BEGIN Extracted records
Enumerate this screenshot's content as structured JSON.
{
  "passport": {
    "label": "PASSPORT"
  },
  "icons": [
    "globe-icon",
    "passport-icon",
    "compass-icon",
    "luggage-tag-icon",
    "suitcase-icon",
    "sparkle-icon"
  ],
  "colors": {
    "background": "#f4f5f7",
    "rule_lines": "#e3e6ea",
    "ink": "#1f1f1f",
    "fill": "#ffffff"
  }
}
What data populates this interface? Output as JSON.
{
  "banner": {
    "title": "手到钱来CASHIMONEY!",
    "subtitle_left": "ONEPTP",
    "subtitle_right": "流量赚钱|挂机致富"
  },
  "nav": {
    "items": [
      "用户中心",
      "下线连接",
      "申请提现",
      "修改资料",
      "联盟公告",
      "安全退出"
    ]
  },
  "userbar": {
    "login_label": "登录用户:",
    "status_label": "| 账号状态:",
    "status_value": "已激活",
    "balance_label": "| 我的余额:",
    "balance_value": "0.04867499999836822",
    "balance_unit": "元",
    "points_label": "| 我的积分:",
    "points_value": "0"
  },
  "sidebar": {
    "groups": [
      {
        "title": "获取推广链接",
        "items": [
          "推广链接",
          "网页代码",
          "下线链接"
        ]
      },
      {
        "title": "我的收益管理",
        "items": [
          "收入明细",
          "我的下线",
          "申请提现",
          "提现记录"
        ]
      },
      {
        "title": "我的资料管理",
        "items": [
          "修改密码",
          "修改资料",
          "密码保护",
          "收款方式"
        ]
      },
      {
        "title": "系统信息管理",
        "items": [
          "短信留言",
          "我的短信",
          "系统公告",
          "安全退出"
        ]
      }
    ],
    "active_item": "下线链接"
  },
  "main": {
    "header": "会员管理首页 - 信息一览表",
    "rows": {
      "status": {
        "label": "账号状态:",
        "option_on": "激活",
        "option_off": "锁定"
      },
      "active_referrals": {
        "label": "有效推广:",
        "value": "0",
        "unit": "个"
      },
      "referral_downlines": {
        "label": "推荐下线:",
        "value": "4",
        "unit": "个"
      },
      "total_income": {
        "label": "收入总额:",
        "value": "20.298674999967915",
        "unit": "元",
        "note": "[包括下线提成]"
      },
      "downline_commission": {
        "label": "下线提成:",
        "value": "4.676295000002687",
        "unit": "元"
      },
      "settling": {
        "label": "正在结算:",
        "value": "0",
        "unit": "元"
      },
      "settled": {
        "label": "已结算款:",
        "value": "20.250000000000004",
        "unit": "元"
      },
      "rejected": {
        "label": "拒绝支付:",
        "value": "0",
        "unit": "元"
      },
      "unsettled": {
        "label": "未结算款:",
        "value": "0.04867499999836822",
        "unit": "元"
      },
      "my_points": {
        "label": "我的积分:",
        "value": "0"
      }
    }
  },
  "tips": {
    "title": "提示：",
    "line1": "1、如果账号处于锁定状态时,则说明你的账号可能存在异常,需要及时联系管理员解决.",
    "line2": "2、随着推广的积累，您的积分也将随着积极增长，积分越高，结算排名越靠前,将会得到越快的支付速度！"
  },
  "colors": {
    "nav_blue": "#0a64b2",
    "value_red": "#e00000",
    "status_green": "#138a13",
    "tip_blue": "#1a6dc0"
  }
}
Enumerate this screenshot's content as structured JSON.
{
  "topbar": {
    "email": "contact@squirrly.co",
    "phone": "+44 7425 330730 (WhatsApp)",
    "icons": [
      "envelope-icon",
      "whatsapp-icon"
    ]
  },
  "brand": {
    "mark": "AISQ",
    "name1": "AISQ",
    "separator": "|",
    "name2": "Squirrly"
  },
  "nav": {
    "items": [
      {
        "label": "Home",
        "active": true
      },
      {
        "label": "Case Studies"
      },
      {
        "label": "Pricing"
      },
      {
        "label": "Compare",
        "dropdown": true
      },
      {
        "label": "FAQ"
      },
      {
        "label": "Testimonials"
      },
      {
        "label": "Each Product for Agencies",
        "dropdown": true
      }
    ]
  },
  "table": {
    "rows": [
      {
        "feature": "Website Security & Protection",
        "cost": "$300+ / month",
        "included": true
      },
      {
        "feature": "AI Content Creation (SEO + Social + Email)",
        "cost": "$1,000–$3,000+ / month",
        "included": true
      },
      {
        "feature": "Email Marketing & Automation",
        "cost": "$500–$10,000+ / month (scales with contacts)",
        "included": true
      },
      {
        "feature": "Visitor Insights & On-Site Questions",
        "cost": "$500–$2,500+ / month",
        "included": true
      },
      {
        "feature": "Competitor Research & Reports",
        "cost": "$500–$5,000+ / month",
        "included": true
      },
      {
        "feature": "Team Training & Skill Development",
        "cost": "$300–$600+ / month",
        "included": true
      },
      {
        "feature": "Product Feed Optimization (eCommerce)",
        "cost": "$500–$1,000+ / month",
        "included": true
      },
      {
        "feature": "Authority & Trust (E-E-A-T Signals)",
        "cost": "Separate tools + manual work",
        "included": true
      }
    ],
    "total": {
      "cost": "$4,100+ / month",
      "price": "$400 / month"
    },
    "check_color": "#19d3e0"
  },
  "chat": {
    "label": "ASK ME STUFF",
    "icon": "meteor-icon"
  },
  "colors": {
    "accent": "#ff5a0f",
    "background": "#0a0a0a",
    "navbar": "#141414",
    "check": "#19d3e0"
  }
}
END Extracted records
## Written exercise
All lines in the data that contain the word "cost" should be copied.

## Answer to the task
        "cost": "$300+ / month",
        "cost": "$1,000–$3,000+ / month",
        "cost": "$500–$10,000+ / month (scales with contacts)",
        "cost": "$500–$2,500+ / month",
        "cost": "$500–$5,000+ / month",
        "cost": "$300–$600+ / month",
        "cost": "$500–$1,000+ / month",
        "cost": "Separate tools + manual work",
      "cost": "$4,100+ / month",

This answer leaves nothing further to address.